Written request: Write out each line of the listing as it stands, without the images.

Material for this exercise:
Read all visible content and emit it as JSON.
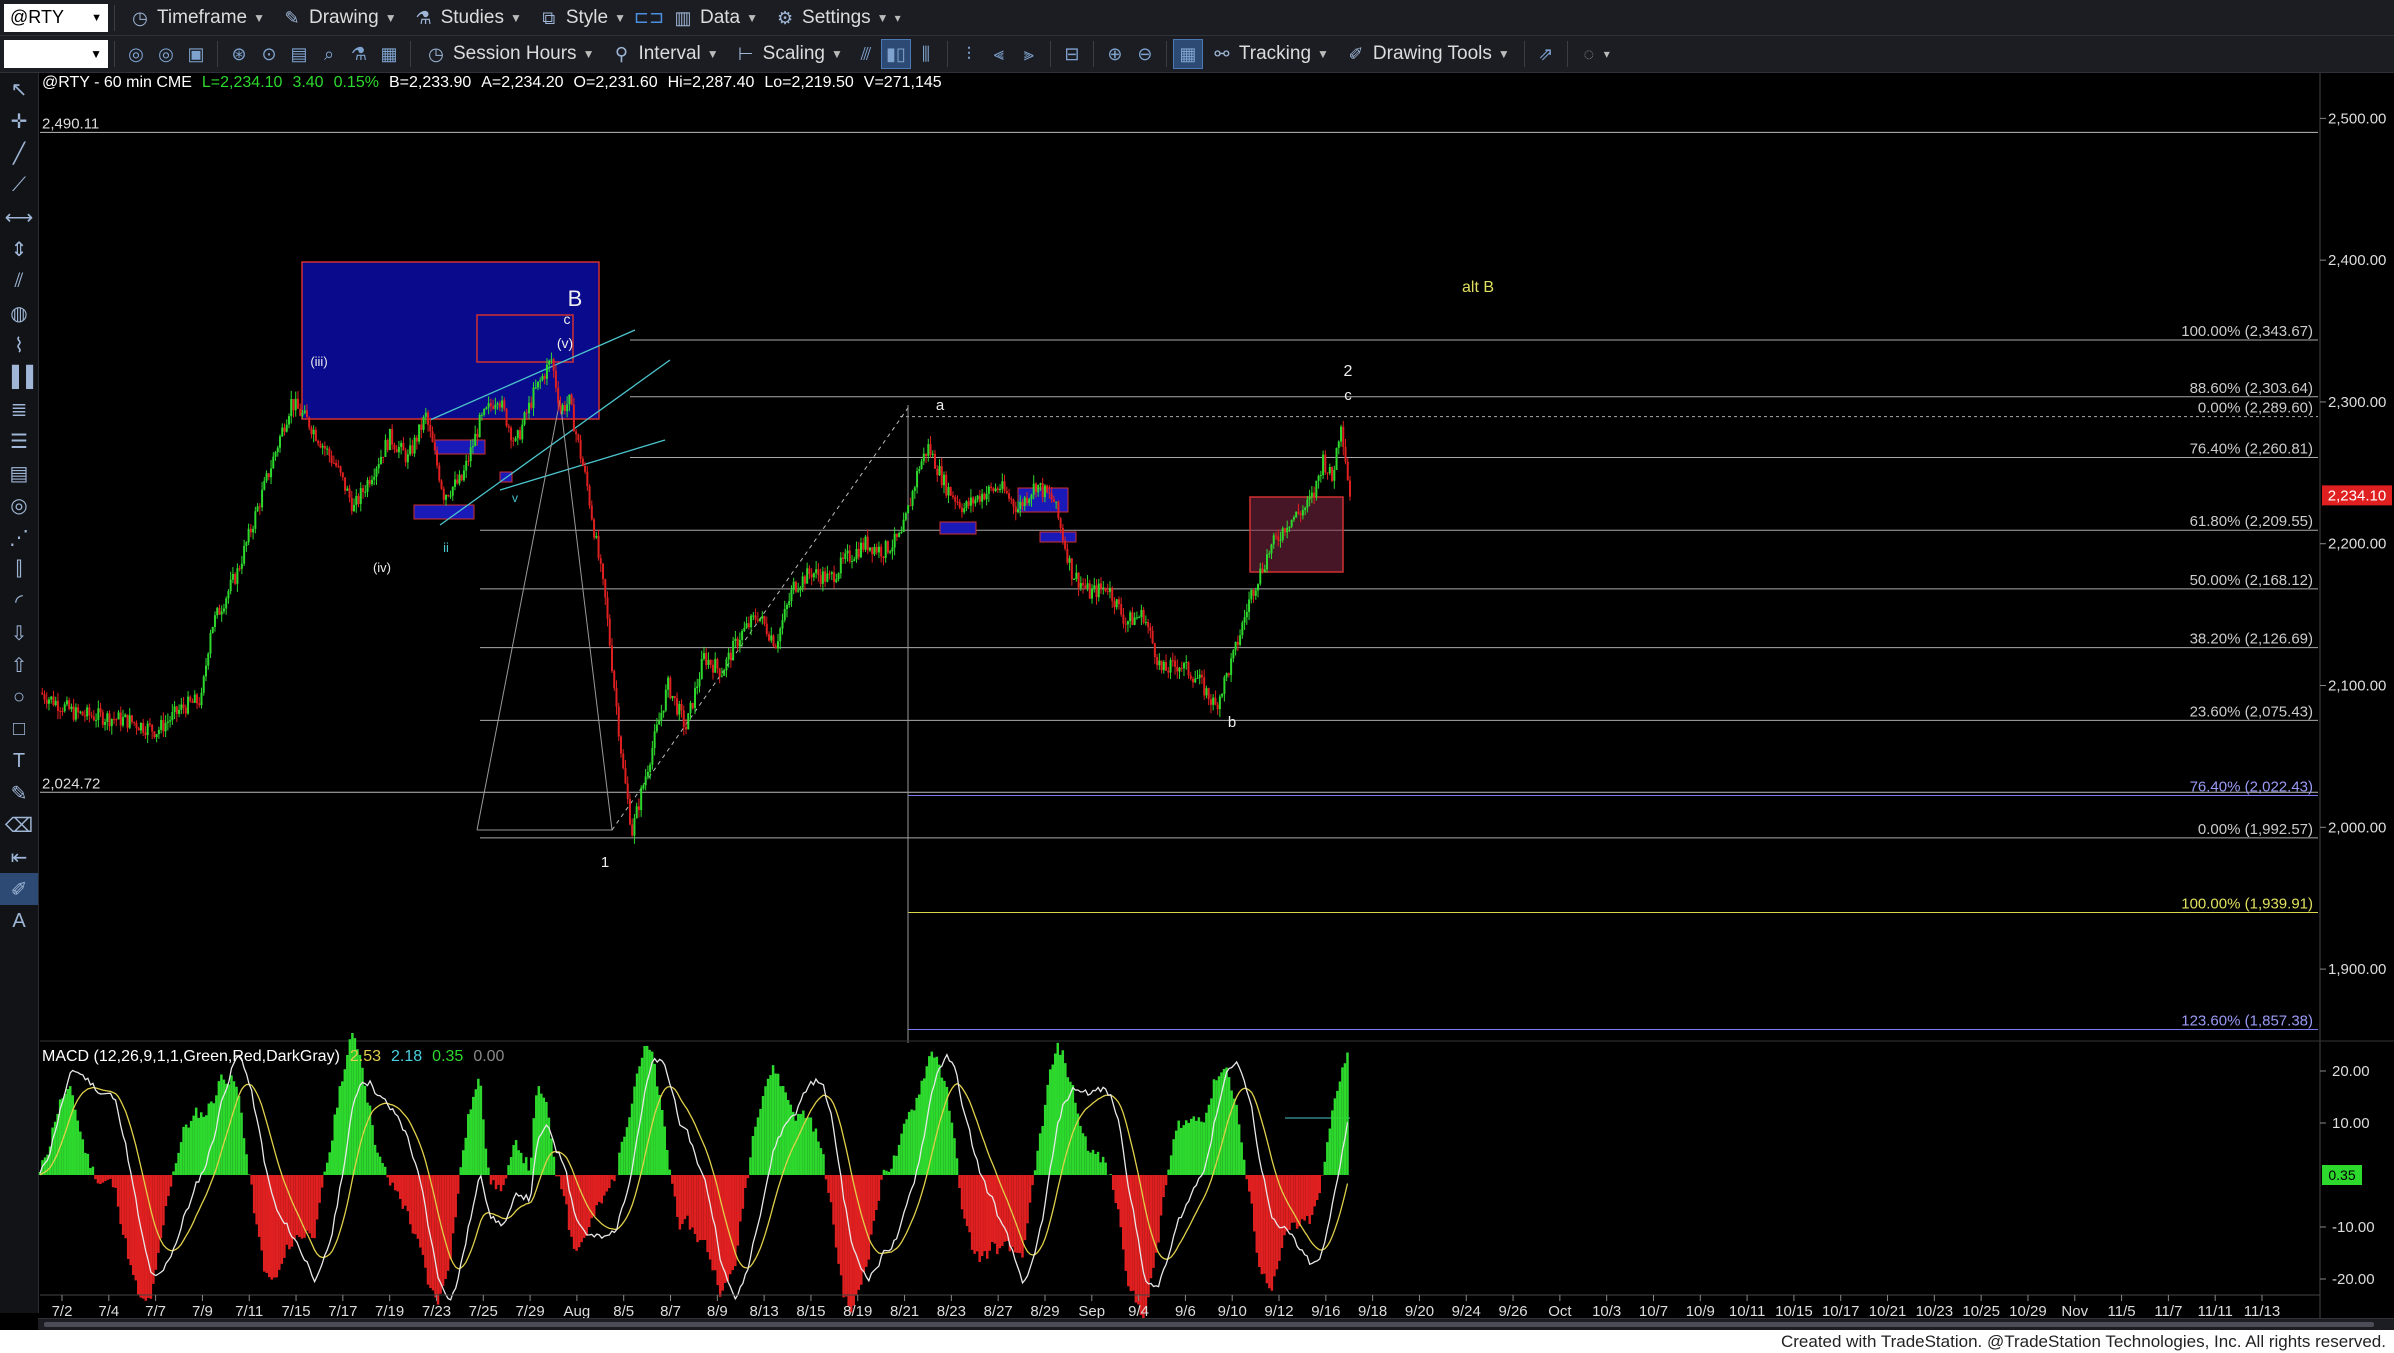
{
  "toolbar1": {
    "symbol": "@RTY",
    "items": [
      "Timeframe",
      "Drawing",
      "Studies",
      "Style",
      "Data",
      "Settings"
    ]
  },
  "toolbar2": {
    "session_hours": "Session Hours",
    "interval": "Interval",
    "scaling": "Scaling",
    "tracking": "Tracking",
    "drawing_tools": "Drawing Tools"
  },
  "chart_header": {
    "symbol_info": "@RTY - 60 min  CME",
    "last": "L=2,234.10",
    "change": "3.40",
    "change_pct": "0.15%",
    "bid": "B=2,233.90",
    "ask": "A=2,234.20",
    "open": "O=2,231.60",
    "high": "Hi=2,287.40",
    "low": "Lo=2,219.50",
    "volume": "V=271,145"
  },
  "colors": {
    "background": "#000000",
    "up_candle": "#2ed92e",
    "down_candle": "#e02020",
    "level_line": "#c8c8c8",
    "price_tag": "#e02020",
    "macd_line": "#e8e8e8",
    "signal_line": "#e0d04a"
  },
  "chart_data": {
    "type": "line",
    "price_axis": {
      "ylim": [
        1850,
        2520
      ],
      "ticks": [
        1900,
        2000,
        2100,
        2200,
        2300,
        2400,
        2500
      ],
      "tick_labels": [
        "1,900.00",
        "2,000.00",
        "2,100.00",
        "2,200.00",
        "2,300.00",
        "2,400.00",
        "2,500.00"
      ],
      "current_price": 2234.1,
      "current_price_label": "2,234.10"
    },
    "date_axis": {
      "labels": [
        "7/2",
        "7/4",
        "7/7",
        "7/9",
        "7/11",
        "7/15",
        "7/17",
        "7/19",
        "7/23",
        "7/25",
        "7/29",
        "Aug",
        "8/5",
        "8/7",
        "8/9",
        "8/13",
        "8/15",
        "8/19",
        "8/21",
        "8/23",
        "8/27",
        "8/29",
        "Sep",
        "9/4",
        "9/6",
        "9/10",
        "9/12",
        "9/16",
        "9/18",
        "9/20",
        "9/24",
        "9/26",
        "Oct",
        "10/3",
        "10/7",
        "10/9",
        "10/11",
        "10/15",
        "10/17",
        "10/21",
        "10/23",
        "10/25",
        "10/29",
        "Nov",
        "11/5",
        "11/7",
        "11/11",
        "11/13"
      ]
    },
    "price_path": [
      [
        0,
        2095
      ],
      [
        4,
        2080
      ],
      [
        7,
        2078
      ],
      [
        10,
        2075
      ],
      [
        13,
        2068
      ],
      [
        16,
        2085
      ],
      [
        18,
        2090
      ],
      [
        19,
        2140
      ],
      [
        22,
        2180
      ],
      [
        25,
        2240
      ],
      [
        28,
        2300
      ],
      [
        30,
        2285
      ],
      [
        33,
        2255
      ],
      [
        35,
        2225
      ],
      [
        37,
        2250
      ],
      [
        39,
        2275
      ],
      [
        41,
        2260
      ],
      [
        43,
        2290
      ],
      [
        45,
        2235
      ],
      [
        47,
        2245
      ],
      [
        49,
        2285
      ],
      [
        51,
        2305
      ],
      [
        53,
        2270
      ],
      [
        55,
        2305
      ],
      [
        57,
        2330
      ],
      [
        58,
        2295
      ],
      [
        59,
        2300
      ],
      [
        61,
        2240
      ],
      [
        63,
        2160
      ],
      [
        65,
        2040
      ],
      [
        66,
        1997
      ],
      [
        68,
        2050
      ],
      [
        70,
        2100
      ],
      [
        72,
        2070
      ],
      [
        74,
        2120
      ],
      [
        76,
        2110
      ],
      [
        78,
        2135
      ],
      [
        80,
        2150
      ],
      [
        82,
        2130
      ],
      [
        84,
        2170
      ],
      [
        86,
        2180
      ],
      [
        88,
        2175
      ],
      [
        90,
        2190
      ],
      [
        92,
        2200
      ],
      [
        94,
        2195
      ],
      [
        96,
        2205
      ],
      [
        98,
        2255
      ],
      [
        99,
        2268
      ],
      [
        101,
        2240
      ],
      [
        103,
        2225
      ],
      [
        105,
        2235
      ],
      [
        107,
        2240
      ],
      [
        109,
        2225
      ],
      [
        111,
        2242
      ],
      [
        113,
        2230
      ],
      [
        115,
        2180
      ],
      [
        117,
        2165
      ],
      [
        119,
        2170
      ],
      [
        121,
        2145
      ],
      [
        123,
        2150
      ],
      [
        125,
        2110
      ],
      [
        127,
        2115
      ],
      [
        129,
        2105
      ],
      [
        131,
        2085
      ],
      [
        133,
        2120
      ],
      [
        135,
        2165
      ],
      [
        137,
        2195
      ],
      [
        139,
        2215
      ],
      [
        141,
        2225
      ],
      [
        142,
        2235
      ],
      [
        143,
        2260
      ],
      [
        144,
        2245
      ],
      [
        145,
        2287
      ],
      [
        146,
        2234
      ]
    ],
    "fib_levels": [
      {
        "label": "100.00% (2,343.67)",
        "value": 2343.67
      },
      {
        "label": "88.60% (2,303.64)",
        "value": 2303.64
      },
      {
        "label": "0.00% (2,289.60)",
        "value": 2289.6
      },
      {
        "label": "76.40% (2,260.81)",
        "value": 2260.81
      },
      {
        "label": "61.80% (2,209.55)",
        "value": 2209.55
      },
      {
        "label": "50.00% (2,168.12)",
        "value": 2168.12
      },
      {
        "label": "38.20% (2,126.69)",
        "value": 2126.69
      },
      {
        "label": "23.60% (2,075.43)",
        "value": 2075.43
      },
      {
        "label": "76.40% (2,022.43)",
        "value": 2022.43
      },
      {
        "label": "0.00% (1,992.57)",
        "value": 1992.57
      },
      {
        "label": "100.00% (1,939.91)",
        "value": 1939.91
      },
      {
        "label": "123.60% (1,857.38)",
        "value": 1857.38
      }
    ],
    "horizontal_levels": [
      {
        "label": "2,490.11",
        "value": 2490.11
      },
      {
        "label": "2,024.72",
        "value": 2024.72
      }
    ],
    "wave_labels": [
      "B",
      "c",
      "(v)",
      "(iii)",
      "(iv)",
      "ii",
      "v",
      "1",
      "a",
      "b",
      "c",
      "2",
      "alt B"
    ],
    "macd": {
      "title": "MACD (12,26,9,1,1,Green,Red,DarkGray)",
      "values": [
        "2.53",
        "2.18",
        "0.35",
        "0.00"
      ],
      "ylim": [
        -25,
        25
      ],
      "ticks": [
        20,
        10,
        -10,
        -20
      ],
      "tick_labels": [
        "20.00",
        "10.00",
        "-10.00",
        "-20.00"
      ],
      "current_label": "0.35"
    }
  },
  "footer": "Created with TradeStation. @TradeStation Technologies, Inc. All rights reserved."
}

Exercise output:
Read all visible content and emit it as JSON.
{
  "toolbar1": {
    "symbol": "@RTY",
    "items": [
      "Timeframe",
      "Drawing",
      "Studies",
      "Style",
      "Data",
      "Settings"
    ]
  },
  "toolbar2": {
    "session_hours": "Session Hours",
    "interval": "Interval",
    "scaling": "Scaling",
    "tracking": "Tracking",
    "drawing_tools": "Drawing Tools"
  },
  "chart_header": {
    "symbol_info": "@RTY - 60 min  CME",
    "last": "L=2,234.10",
    "change": "3.40",
    "change_pct": "0.15%",
    "bid": "B=2,233.90",
    "ask": "A=2,234.20",
    "open": "O=2,231.60",
    "high": "Hi=2,287.40",
    "low": "Lo=2,219.50",
    "volume": "V=271,145"
  },
  "colors": {
    "background": "#000000",
    "up_candle": "#2ed92e",
    "down_candle": "#e02020",
    "level_line": "#c8c8c8",
    "price_tag": "#e02020",
    "macd_line": "#e8e8e8",
    "signal_line": "#e0d04a"
  },
  "chart_data": {
    "type": "line",
    "price_axis": {
      "ylim": [
        1850,
        2520
      ],
      "ticks": [
        1900,
        2000,
        2100,
        2200,
        2300,
        2400,
        2500
      ],
      "tick_labels": [
        "1,900.00",
        "2,000.00",
        "2,100.00",
        "2,200.00",
        "2,300.00",
        "2,400.00",
        "2,500.00"
      ],
      "current_price": 2234.1,
      "current_price_label": "2,234.10"
    },
    "date_axis": {
      "labels": [
        "7/2",
        "7/4",
        "7/7",
        "7/9",
        "7/11",
        "7/15",
        "7/17",
        "7/19",
        "7/23",
        "7/25",
        "7/29",
        "Aug",
        "8/5",
        "8/7",
        "8/9",
        "8/13",
        "8/15",
        "8/19",
        "8/21",
        "8/23",
        "8/27",
        "8/29",
        "Sep",
        "9/4",
        "9/6",
        "9/10",
        "9/12",
        "9/16",
        "9/18",
        "9/20",
        "9/24",
        "9/26",
        "Oct",
        "10/3",
        "10/7",
        "10/9",
        "10/11",
        "10/15",
        "10/17",
        "10/21",
        "10/23",
        "10/25",
        "10/29",
        "Nov",
        "11/5",
        "11/7",
        "11/11",
        "11/13"
      ]
    },
    "price_path": [
      [
        0,
        2095
      ],
      [
        4,
        2080
      ],
      [
        7,
        2078
      ],
      [
        10,
        2075
      ],
      [
        13,
        2068
      ],
      [
        16,
        2085
      ],
      [
        18,
        2090
      ],
      [
        19,
        2140
      ],
      [
        22,
        2180
      ],
      [
        25,
        2240
      ],
      [
        28,
        2300
      ],
      [
        30,
        2285
      ],
      [
        33,
        2255
      ],
      [
        35,
        2225
      ],
      [
        37,
        2250
      ],
      [
        39,
        2275
      ],
      [
        41,
        2260
      ],
      [
        43,
        2290
      ],
      [
        45,
        2235
      ],
      [
        47,
        2245
      ],
      [
        49,
        2285
      ],
      [
        51,
        2305
      ],
      [
        53,
        2270
      ],
      [
        55,
        2305
      ],
      [
        57,
        2330
      ],
      [
        58,
        2295
      ],
      [
        59,
        2300
      ],
      [
        61,
        2240
      ],
      [
        63,
        2160
      ],
      [
        65,
        2040
      ],
      [
        66,
        1997
      ],
      [
        68,
        2050
      ],
      [
        70,
        2100
      ],
      [
        72,
        2070
      ],
      [
        74,
        2120
      ],
      [
        76,
        2110
      ],
      [
        78,
        2135
      ],
      [
        80,
        2150
      ],
      [
        82,
        2130
      ],
      [
        84,
        2170
      ],
      [
        86,
        2180
      ],
      [
        88,
        2175
      ],
      [
        90,
        2190
      ],
      [
        92,
        2200
      ],
      [
        94,
        2195
      ],
      [
        96,
        2205
      ],
      [
        98,
        2255
      ],
      [
        99,
        2268
      ],
      [
        101,
        2240
      ],
      [
        103,
        2225
      ],
      [
        105,
        2235
      ],
      [
        107,
        2240
      ],
      [
        109,
        2225
      ],
      [
        111,
        2242
      ],
      [
        113,
        2230
      ],
      [
        115,
        2180
      ],
      [
        117,
        2165
      ],
      [
        119,
        2170
      ],
      [
        121,
        2145
      ],
      [
        123,
        2150
      ],
      [
        125,
        2110
      ],
      [
        127,
        2115
      ],
      [
        129,
        2105
      ],
      [
        131,
        2085
      ],
      [
        133,
        2120
      ],
      [
        135,
        2165
      ],
      [
        137,
        2195
      ],
      [
        139,
        2215
      ],
      [
        141,
        2225
      ],
      [
        142,
        2235
      ],
      [
        143,
        2260
      ],
      [
        144,
        2245
      ],
      [
        145,
        2287
      ],
      [
        146,
        2234
      ]
    ],
    "fib_levels": [
      {
        "label": "100.00% (2,343.67)",
        "value": 2343.67
      },
      {
        "label": "88.60% (2,303.64)",
        "value": 2303.64
      },
      {
        "label": "0.00% (2,289.60)",
        "value": 2289.6
      },
      {
        "label": "76.40% (2,260.81)",
        "value": 2260.81
      },
      {
        "label": "61.80% (2,209.55)",
        "value": 2209.55
      },
      {
        "label": "50.00% (2,168.12)",
        "value": 2168.12
      },
      {
        "label": "38.20% (2,126.69)",
        "value": 2126.69
      },
      {
        "label": "23.60% (2,075.43)",
        "value": 2075.43
      },
      {
        "label": "76.40% (2,022.43)",
        "value": 2022.43
      },
      {
        "label": "0.00% (1,992.57)",
        "value": 1992.57
      },
      {
        "label": "100.00% (1,939.91)",
        "value": 1939.91
      },
      {
        "label": "123.60% (1,857.38)",
        "value": 1857.38
      }
    ],
    "horizontal_levels": [
      {
        "label": "2,490.11",
        "value": 2490.11
      },
      {
        "label": "2,024.72",
        "value": 2024.72
      }
    ],
    "wave_labels": [
      "B",
      "c",
      "(v)",
      "(iii)",
      "(iv)",
      "ii",
      "v",
      "1",
      "a",
      "b",
      "c",
      "2",
      "alt B"
    ],
    "macd": {
      "title": "MACD (12,26,9,1,1,Green,Red,DarkGray)",
      "values": [
        "2.53",
        "2.18",
        "0.35",
        "0.00"
      ],
      "ylim": [
        -25,
        25
      ],
      "ticks": [
        20,
        10,
        -10,
        -20
      ],
      "tick_labels": [
        "20.00",
        "10.00",
        "-10.00",
        "-20.00"
      ],
      "current_label": "0.35"
    }
  },
  "footer": "Created with TradeStation. @TradeStation Technologies, Inc. All rights reserved."
}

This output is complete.